## Set task
Restate the entries below verbatim.

------ Exercise inputs ------

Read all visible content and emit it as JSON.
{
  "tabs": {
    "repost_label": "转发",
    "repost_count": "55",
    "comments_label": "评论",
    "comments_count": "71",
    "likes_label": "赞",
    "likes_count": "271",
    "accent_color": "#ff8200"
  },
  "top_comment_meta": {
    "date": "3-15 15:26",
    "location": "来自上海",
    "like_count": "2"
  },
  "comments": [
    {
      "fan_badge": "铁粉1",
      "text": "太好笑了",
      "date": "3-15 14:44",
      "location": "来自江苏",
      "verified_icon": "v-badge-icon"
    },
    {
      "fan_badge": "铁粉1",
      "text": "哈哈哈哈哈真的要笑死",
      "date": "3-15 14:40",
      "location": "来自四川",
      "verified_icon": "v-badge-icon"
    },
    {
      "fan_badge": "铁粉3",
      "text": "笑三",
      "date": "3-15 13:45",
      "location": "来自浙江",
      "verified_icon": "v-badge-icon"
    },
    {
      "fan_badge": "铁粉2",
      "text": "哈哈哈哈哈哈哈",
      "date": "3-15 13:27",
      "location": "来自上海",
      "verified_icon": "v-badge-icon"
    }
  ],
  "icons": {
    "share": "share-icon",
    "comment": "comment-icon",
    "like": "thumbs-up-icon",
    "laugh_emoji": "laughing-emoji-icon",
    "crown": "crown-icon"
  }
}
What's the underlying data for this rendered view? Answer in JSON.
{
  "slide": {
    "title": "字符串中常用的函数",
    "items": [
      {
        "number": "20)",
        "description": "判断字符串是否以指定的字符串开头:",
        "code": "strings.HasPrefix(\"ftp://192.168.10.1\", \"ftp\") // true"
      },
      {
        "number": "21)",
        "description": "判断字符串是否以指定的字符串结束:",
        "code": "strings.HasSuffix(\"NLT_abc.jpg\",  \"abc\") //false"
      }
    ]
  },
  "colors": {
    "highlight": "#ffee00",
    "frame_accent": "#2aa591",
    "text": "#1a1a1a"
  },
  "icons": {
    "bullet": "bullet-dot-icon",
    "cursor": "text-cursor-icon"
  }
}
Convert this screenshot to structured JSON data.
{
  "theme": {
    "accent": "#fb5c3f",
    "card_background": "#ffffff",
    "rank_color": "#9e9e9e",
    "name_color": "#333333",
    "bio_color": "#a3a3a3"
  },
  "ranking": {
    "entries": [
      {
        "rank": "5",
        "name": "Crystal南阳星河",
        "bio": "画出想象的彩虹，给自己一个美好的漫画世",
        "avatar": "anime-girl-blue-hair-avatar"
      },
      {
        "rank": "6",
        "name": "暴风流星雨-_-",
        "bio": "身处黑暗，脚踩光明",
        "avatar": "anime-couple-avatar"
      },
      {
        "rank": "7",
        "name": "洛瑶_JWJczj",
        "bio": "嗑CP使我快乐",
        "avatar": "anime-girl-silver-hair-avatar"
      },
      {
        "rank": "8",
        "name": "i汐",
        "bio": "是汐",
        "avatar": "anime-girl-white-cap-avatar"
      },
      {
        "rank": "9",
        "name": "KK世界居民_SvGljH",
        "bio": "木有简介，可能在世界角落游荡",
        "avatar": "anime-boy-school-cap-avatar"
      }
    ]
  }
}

------

## Answer to the task
Read all visible content and emit it as JSON.
{
  "tabs": {
    "repost_label": "转发",
    "repost_count": "55",
    "comments_label": "评论",
    "comments_count": "71",
    "likes_label": "赞",
    "likes_count": "271",
    "accent_color": "#ff8200"
  },
  "top_comment_meta": {
    "date": "3-15 15:26",
    "location": "来自上海",
    "like_count": "2"
  },
  "comments": [
    {
      "fan_badge": "铁粉1",
      "text": "太好笑了",
      "date": "3-15 14:44",
      "location": "来自江苏",
      "verified_icon": "v-badge-icon"
    },
    {
      "fan_badge": "铁粉1",
      "text": "哈哈哈哈哈真的要笑死",
      "date": "3-15 14:40",
      "location": "来自四川",
      "verified_icon": "v-badge-icon"
    },
    {
      "fan_badge": "铁粉3",
      "text": "笑三",
      "date": "3-15 13:45",
      "location": "来自浙江",
      "verified_icon": "v-badge-icon"
    },
    {
      "fan_badge": "铁粉2",
      "text": "哈哈哈哈哈哈哈",
      "date": "3-15 13:27",
      "location": "来自上海",
      "verified_icon": "v-badge-icon"
    }
  ],
  "icons": {
    "share": "share-icon",
    "comment": "comment-icon",
    "like": "thumbs-up-icon",
    "laugh_emoji": "laughing-emoji-icon",
    "crown": "crown-icon"
  }
}
What's the underlying data for this rendered view? Answer in JSON.
{
  "slide": {
    "title": "字符串中常用的函数",
    "items": [
      {
        "number": "20)",
        "description": "判断字符串是否以指定的字符串开头:",
        "code": "strings.HasPrefix(\"ftp://192.168.10.1\", \"ftp\") // true"
      },
      {
        "number": "21)",
        "description": "判断字符串是否以指定的字符串结束:",
        "code": "strings.HasSuffix(\"NLT_abc.jpg\",  \"abc\") //false"
      }
    ]
  },
  "colors": {
    "highlight": "#ffee00",
    "frame_accent": "#2aa591",
    "text": "#1a1a1a"
  },
  "icons": {
    "bullet": "bullet-dot-icon",
    "cursor": "text-cursor-icon"
  }
}
Convert this screenshot to structured JSON data.
{
  "theme": {
    "accent": "#fb5c3f",
    "card_background": "#ffffff",
    "rank_color": "#9e9e9e",
    "name_color": "#333333",
    "bio_color": "#a3a3a3"
  },
  "ranking": {
    "entries": [
      {
        "rank": "5",
        "name": "Crystal南阳星河",
        "bio": "画出想象的彩虹，给自己一个美好的漫画世",
        "avatar": "anime-girl-blue-hair-avatar"
      },
      {
        "rank": "6",
        "name": "暴风流星雨-_-",
        "bio": "身处黑暗，脚踩光明",
        "avatar": "anime-couple-avatar"
      },
      {
        "rank": "7",
        "name": "洛瑶_JWJczj",
        "bio": "嗑CP使我快乐",
        "avatar": "anime-girl-silver-hair-avatar"
      },
      {
        "rank": "8",
        "name": "i汐",
        "bio": "是汐",
        "avatar": "anime-girl-white-cap-avatar"
      },
      {
        "rank": "9",
        "name": "KK世界居民_SvGljH",
        "bio": "木有简介，可能在世界角落游荡",
        "avatar": "anime-boy-school-cap-avatar"
      }
    ]
  }
}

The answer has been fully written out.